(Stated task): Your answer is a single number: how many lines hold the word "icon"?

(Records from a dataset):
* * *
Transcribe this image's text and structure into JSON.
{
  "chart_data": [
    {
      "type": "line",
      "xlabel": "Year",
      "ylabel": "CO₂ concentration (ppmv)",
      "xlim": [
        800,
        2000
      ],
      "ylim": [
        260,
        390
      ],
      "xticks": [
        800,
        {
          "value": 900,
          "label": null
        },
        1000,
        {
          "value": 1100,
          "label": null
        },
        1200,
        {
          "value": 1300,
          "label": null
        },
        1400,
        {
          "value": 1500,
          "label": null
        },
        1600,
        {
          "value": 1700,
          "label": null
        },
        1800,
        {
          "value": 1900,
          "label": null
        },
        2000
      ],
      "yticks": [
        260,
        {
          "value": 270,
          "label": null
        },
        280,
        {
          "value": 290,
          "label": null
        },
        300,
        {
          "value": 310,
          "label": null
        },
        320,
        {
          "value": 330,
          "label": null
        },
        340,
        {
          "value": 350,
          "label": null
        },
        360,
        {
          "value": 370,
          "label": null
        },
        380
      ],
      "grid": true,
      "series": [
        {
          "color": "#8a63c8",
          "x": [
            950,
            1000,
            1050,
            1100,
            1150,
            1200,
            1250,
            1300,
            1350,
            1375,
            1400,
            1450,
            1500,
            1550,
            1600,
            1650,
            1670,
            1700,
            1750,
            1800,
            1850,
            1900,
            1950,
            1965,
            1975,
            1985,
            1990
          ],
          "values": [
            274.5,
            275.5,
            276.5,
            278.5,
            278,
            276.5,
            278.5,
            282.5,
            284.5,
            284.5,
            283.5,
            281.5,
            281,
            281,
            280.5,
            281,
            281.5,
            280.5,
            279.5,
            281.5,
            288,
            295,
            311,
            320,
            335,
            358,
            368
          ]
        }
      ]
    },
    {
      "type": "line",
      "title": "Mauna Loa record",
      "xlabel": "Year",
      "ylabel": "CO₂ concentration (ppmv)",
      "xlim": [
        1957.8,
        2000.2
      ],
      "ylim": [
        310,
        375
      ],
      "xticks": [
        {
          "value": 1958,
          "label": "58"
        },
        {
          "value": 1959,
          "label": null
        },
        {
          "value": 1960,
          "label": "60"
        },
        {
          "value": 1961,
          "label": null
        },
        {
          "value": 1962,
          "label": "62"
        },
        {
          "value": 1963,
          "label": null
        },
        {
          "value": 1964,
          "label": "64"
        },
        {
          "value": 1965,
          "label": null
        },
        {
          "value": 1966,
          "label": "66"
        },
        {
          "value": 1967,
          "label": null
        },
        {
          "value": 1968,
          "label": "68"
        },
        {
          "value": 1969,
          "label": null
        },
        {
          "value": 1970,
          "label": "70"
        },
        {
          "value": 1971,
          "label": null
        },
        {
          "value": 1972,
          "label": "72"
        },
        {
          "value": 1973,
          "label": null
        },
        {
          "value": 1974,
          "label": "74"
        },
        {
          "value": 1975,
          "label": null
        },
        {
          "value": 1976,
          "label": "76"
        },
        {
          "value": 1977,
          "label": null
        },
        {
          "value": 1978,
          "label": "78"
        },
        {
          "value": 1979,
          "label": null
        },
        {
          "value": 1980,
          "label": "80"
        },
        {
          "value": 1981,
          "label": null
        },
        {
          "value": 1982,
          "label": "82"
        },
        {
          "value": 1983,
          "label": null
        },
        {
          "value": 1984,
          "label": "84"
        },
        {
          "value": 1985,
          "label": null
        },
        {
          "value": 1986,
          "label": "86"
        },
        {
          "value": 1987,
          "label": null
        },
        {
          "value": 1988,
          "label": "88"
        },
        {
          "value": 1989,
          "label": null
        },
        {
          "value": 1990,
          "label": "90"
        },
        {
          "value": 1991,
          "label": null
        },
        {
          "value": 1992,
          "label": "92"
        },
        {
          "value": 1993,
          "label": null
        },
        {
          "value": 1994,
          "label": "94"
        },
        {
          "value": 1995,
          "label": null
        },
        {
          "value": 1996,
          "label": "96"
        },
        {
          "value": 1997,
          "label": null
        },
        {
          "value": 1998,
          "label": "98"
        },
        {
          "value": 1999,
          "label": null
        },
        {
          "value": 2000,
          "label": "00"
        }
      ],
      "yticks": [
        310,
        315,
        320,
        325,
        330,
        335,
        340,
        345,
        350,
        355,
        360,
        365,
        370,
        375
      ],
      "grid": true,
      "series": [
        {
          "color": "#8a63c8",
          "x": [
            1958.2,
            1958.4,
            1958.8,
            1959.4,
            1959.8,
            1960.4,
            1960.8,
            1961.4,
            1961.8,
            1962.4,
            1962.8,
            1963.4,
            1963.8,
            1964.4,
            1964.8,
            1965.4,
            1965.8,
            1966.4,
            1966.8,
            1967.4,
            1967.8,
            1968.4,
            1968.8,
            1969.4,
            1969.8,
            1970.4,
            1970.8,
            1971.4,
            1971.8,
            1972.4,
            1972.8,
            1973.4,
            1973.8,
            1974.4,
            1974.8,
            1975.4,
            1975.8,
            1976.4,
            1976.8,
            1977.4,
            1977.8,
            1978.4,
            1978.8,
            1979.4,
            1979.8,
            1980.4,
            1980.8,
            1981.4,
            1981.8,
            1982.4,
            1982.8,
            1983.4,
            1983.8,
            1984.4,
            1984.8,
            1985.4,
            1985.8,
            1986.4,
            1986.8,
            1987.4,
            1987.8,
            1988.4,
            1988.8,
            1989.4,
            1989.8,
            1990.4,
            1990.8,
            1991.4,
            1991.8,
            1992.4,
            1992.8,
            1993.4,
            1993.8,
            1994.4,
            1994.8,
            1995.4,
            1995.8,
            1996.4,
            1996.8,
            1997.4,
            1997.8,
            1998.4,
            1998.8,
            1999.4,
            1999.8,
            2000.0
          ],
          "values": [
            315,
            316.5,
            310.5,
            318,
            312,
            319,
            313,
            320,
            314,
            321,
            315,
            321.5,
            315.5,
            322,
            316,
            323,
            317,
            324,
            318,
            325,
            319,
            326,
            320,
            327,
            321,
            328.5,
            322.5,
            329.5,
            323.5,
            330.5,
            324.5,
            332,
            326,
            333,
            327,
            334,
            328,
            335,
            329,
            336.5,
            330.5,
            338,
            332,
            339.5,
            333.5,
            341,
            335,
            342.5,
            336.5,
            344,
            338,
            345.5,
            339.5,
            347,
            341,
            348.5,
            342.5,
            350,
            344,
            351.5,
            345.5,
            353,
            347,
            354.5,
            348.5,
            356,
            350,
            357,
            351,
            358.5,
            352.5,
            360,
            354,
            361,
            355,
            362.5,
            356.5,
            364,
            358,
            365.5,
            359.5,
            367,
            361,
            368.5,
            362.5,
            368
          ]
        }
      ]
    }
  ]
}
* * *
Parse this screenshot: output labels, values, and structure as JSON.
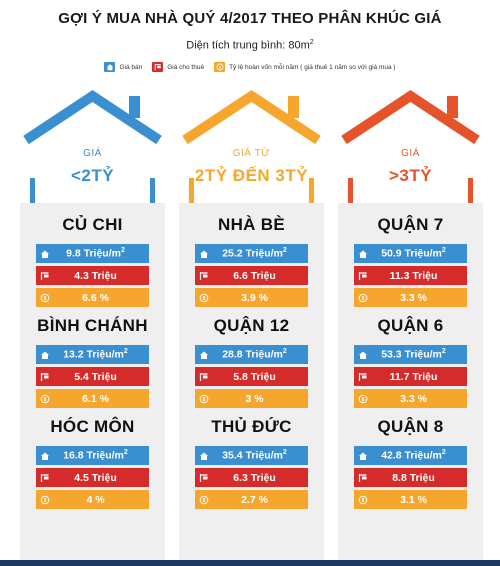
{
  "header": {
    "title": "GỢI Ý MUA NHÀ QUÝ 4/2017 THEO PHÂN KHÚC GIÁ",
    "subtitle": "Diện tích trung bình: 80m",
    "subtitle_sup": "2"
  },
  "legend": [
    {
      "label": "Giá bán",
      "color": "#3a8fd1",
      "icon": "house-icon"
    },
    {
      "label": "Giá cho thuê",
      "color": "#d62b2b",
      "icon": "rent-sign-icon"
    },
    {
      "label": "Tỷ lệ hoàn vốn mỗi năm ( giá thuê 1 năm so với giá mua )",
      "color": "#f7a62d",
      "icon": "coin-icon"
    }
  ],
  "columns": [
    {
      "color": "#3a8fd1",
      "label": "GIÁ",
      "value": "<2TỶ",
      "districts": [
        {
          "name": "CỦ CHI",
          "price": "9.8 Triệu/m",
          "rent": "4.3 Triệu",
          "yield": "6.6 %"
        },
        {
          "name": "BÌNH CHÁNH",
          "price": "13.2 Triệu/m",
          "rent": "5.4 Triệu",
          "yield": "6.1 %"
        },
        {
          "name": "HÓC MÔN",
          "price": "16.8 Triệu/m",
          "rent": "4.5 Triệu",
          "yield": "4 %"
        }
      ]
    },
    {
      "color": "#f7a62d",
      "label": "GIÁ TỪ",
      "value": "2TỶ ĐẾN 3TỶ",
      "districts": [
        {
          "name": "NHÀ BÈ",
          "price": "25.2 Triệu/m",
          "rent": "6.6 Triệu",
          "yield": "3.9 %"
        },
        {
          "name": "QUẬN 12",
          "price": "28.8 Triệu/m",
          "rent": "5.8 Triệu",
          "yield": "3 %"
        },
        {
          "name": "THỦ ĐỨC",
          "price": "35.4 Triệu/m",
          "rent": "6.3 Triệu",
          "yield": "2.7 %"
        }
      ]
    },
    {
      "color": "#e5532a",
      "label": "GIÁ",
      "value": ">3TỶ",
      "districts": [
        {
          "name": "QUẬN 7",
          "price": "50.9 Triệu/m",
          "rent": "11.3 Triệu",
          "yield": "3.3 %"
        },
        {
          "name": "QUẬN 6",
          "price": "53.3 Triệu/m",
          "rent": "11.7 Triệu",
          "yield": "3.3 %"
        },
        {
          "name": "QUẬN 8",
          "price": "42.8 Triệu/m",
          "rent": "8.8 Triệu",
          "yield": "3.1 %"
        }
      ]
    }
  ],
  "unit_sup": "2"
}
* * *
(Reply to the exercise): 3